— Start —

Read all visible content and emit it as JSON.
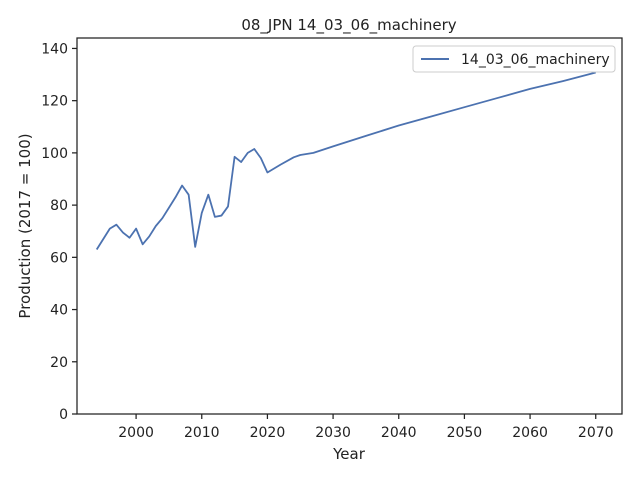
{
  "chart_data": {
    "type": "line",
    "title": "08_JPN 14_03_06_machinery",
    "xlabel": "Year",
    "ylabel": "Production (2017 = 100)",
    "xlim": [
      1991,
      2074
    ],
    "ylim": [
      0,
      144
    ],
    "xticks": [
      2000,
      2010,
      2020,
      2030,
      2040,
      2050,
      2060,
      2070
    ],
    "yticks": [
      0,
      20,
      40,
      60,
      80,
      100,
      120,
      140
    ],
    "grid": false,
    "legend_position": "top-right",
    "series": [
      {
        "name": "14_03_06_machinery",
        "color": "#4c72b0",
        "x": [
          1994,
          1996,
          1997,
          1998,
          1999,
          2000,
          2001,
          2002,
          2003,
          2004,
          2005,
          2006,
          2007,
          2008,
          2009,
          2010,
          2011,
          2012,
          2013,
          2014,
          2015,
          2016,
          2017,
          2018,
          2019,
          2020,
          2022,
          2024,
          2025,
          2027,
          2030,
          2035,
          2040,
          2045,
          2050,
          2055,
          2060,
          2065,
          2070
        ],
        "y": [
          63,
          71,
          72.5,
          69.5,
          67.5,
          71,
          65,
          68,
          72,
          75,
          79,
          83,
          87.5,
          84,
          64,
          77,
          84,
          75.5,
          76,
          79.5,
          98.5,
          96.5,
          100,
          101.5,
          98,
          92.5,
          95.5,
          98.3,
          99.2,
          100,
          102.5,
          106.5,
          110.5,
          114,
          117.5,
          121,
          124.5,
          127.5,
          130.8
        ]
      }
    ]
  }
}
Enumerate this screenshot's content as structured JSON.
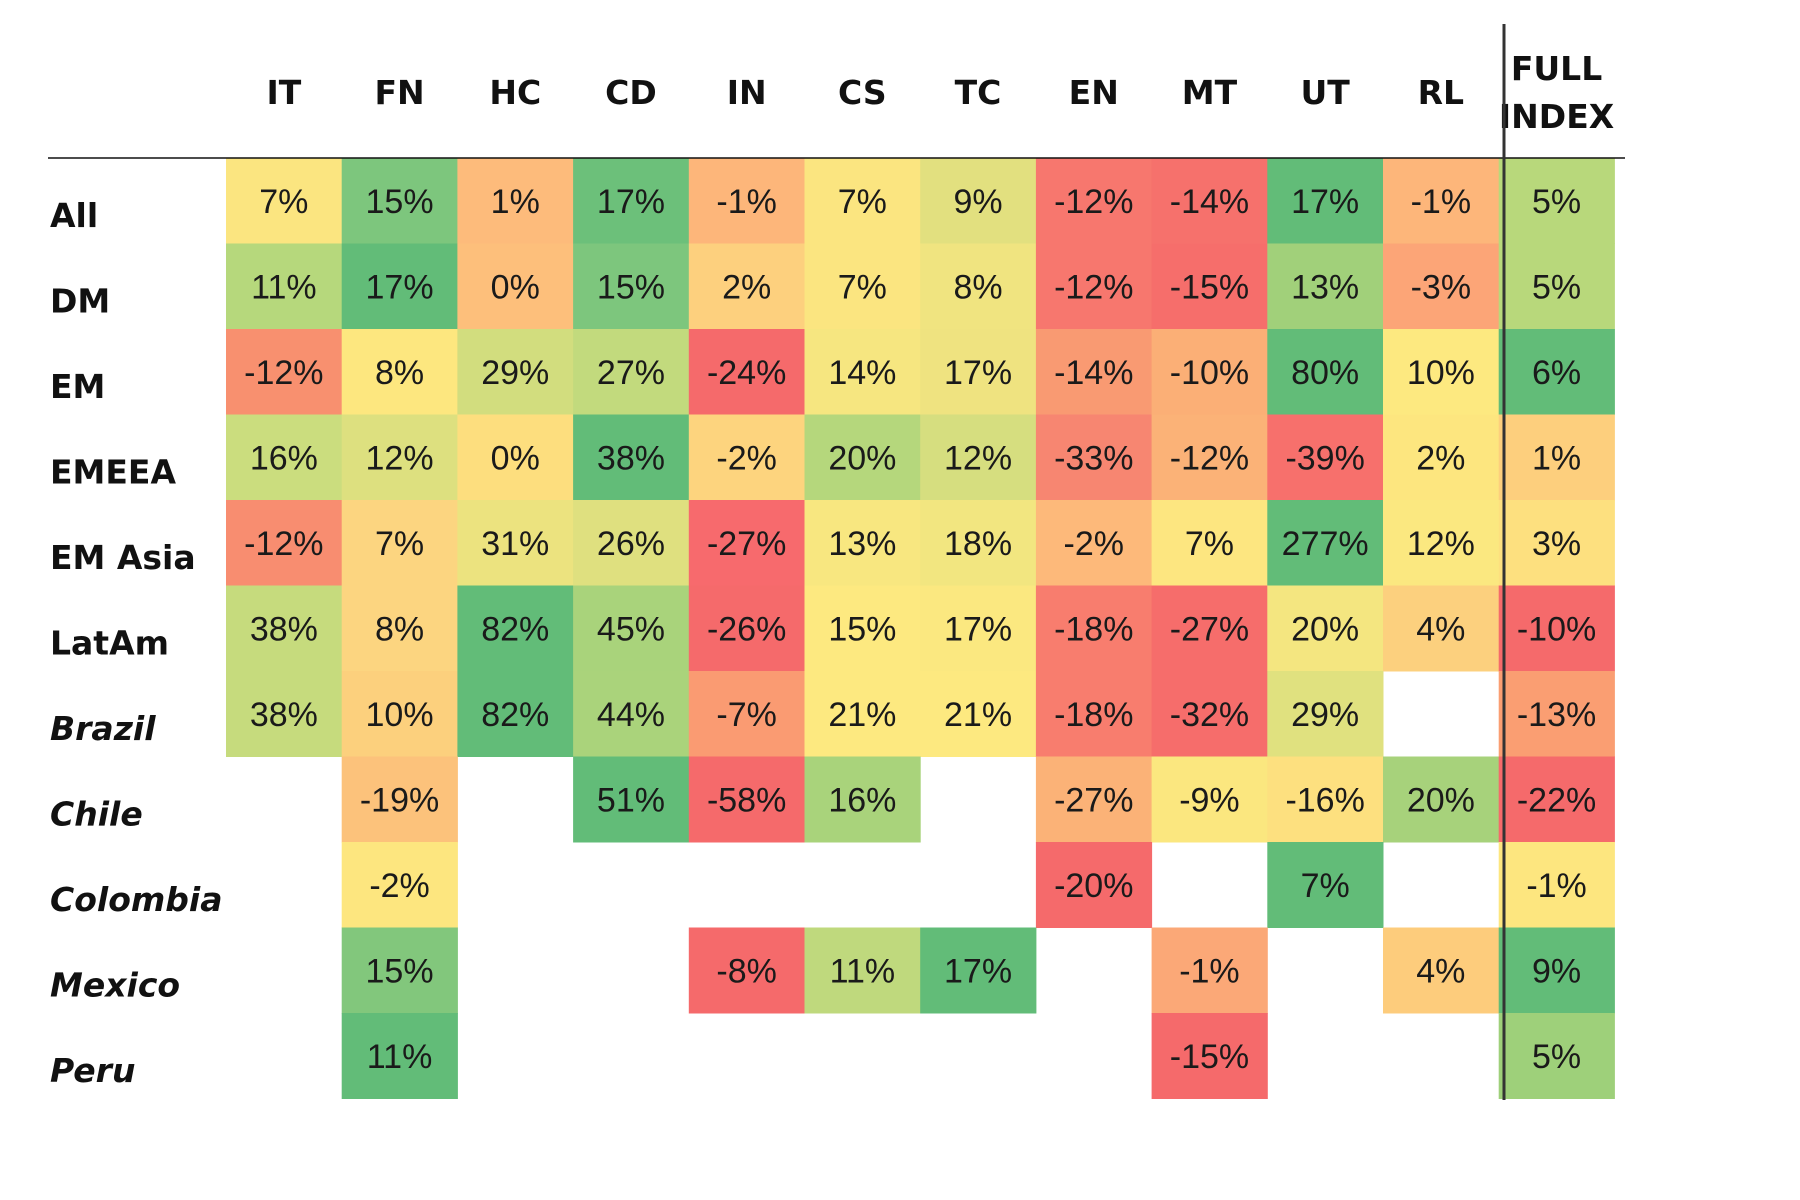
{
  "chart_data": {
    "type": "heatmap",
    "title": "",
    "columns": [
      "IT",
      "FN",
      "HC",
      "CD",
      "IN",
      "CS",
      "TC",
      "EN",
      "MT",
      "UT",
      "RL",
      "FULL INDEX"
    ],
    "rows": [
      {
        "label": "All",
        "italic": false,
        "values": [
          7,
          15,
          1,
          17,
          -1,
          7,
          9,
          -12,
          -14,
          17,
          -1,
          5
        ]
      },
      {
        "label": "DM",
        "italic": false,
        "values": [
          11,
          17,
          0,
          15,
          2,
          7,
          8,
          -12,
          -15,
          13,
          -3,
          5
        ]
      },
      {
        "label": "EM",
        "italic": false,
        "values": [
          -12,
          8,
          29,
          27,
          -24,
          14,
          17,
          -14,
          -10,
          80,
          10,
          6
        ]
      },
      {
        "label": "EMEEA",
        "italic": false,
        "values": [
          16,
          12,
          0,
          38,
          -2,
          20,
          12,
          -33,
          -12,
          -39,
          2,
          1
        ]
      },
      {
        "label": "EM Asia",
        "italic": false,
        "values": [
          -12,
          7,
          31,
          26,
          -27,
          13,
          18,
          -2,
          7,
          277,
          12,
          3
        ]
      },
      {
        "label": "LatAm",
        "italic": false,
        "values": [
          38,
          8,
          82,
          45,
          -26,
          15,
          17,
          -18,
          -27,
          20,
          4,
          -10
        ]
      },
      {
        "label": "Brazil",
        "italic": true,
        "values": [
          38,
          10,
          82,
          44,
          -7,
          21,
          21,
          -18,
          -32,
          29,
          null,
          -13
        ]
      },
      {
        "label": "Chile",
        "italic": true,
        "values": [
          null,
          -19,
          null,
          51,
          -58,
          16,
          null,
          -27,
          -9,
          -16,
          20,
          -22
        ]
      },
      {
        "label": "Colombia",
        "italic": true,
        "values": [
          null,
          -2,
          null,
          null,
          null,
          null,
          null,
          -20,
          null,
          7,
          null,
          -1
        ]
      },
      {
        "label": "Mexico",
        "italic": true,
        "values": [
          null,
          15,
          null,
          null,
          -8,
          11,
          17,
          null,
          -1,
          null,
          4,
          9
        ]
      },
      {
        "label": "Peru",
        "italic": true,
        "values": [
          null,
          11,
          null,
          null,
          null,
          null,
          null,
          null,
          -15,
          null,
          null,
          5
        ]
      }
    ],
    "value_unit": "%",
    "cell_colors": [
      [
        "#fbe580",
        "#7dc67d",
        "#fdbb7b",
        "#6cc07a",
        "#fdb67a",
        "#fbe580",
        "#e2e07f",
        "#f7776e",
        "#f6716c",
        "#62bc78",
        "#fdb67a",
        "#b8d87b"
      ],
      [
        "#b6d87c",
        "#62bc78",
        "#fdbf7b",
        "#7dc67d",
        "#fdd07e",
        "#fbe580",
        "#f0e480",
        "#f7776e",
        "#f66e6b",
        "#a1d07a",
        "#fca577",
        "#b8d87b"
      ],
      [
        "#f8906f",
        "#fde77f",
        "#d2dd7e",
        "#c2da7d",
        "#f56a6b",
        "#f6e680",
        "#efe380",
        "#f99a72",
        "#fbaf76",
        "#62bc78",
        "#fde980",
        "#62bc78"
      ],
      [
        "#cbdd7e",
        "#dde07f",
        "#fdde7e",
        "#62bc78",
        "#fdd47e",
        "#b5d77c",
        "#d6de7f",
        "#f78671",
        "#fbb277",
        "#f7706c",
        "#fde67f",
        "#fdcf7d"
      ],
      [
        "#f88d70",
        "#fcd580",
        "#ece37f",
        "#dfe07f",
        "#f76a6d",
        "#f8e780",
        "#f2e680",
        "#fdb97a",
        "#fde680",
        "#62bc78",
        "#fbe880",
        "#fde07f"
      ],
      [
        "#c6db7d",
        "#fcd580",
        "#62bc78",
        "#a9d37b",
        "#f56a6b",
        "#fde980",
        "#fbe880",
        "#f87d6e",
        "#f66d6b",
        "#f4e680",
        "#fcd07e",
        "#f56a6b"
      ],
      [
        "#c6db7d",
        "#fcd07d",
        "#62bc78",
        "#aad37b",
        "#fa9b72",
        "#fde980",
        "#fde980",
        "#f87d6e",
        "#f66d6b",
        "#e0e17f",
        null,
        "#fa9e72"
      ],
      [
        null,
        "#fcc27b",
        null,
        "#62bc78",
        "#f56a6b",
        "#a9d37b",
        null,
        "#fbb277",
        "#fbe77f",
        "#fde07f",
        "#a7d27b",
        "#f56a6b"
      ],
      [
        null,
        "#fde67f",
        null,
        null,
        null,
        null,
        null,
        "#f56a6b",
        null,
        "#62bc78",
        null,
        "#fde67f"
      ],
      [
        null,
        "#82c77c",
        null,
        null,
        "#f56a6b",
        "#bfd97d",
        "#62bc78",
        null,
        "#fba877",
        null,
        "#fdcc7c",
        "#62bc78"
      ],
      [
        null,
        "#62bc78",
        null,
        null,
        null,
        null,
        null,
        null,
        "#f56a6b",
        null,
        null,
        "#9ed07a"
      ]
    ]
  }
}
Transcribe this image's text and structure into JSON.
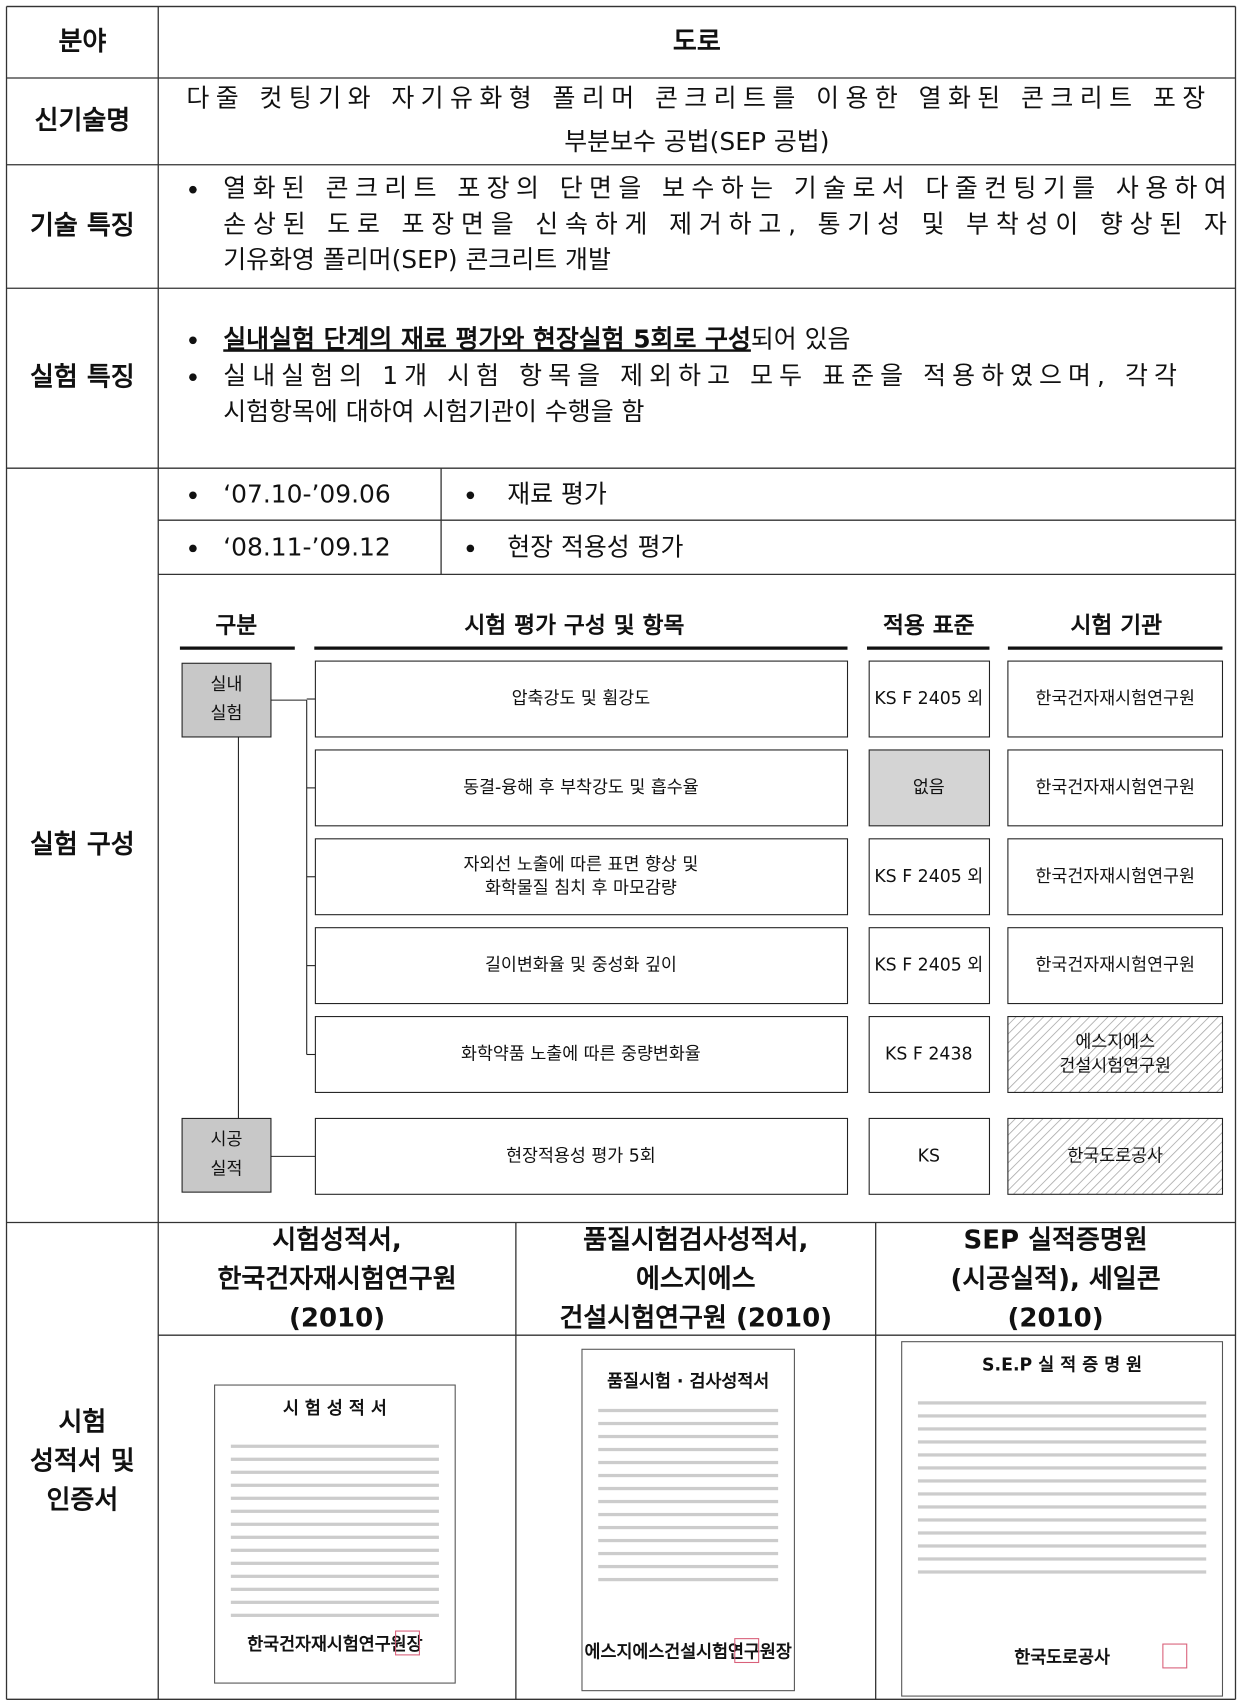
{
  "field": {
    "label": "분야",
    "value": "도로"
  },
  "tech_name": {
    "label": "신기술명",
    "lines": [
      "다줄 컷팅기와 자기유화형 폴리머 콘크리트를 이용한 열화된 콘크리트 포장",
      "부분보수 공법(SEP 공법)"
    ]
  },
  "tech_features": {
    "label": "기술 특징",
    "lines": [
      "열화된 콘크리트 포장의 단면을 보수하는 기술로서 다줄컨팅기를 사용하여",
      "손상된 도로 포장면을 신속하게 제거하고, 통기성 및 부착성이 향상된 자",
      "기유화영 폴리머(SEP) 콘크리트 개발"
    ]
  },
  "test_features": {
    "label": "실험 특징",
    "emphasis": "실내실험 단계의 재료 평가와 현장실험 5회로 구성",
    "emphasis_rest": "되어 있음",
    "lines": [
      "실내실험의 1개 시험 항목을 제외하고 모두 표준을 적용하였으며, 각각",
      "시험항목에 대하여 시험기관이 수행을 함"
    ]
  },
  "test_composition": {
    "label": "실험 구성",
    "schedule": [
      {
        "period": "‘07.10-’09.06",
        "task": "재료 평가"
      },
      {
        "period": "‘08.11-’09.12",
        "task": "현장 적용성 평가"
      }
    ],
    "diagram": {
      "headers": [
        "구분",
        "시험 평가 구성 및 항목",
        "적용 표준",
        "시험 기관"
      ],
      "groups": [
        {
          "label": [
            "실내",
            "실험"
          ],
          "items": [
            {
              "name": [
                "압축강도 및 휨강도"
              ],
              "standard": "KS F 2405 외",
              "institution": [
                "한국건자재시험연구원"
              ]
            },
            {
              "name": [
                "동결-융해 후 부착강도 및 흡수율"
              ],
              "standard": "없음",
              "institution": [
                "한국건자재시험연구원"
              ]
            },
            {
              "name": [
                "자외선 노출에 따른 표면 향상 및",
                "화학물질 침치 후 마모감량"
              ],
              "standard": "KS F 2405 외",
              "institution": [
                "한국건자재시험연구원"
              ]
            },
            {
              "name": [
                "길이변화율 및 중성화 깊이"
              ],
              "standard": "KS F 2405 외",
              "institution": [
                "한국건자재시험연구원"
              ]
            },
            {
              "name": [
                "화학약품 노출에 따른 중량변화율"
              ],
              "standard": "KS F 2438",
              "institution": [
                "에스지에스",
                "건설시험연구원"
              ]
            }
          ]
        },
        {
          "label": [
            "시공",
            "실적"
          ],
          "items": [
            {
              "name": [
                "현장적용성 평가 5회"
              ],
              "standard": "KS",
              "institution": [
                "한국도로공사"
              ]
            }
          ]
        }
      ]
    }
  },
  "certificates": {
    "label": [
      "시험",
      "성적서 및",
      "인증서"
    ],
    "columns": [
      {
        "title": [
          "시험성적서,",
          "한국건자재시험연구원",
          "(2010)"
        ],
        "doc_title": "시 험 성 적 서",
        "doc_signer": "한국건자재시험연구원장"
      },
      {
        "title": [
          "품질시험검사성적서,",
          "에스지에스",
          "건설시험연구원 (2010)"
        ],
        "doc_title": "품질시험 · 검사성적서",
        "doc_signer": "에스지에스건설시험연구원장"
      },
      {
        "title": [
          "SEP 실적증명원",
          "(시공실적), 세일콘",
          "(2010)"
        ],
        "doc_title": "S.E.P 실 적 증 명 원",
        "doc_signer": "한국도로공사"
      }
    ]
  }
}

— End —

Aim - From the records above, copy every line that holds the word "JSON".

Response to the exercise -
Read all visible content and emit it as JSON.
Enumerate this screenshot's content as structured JSON.
Transcribe this image's text and structure into JSON.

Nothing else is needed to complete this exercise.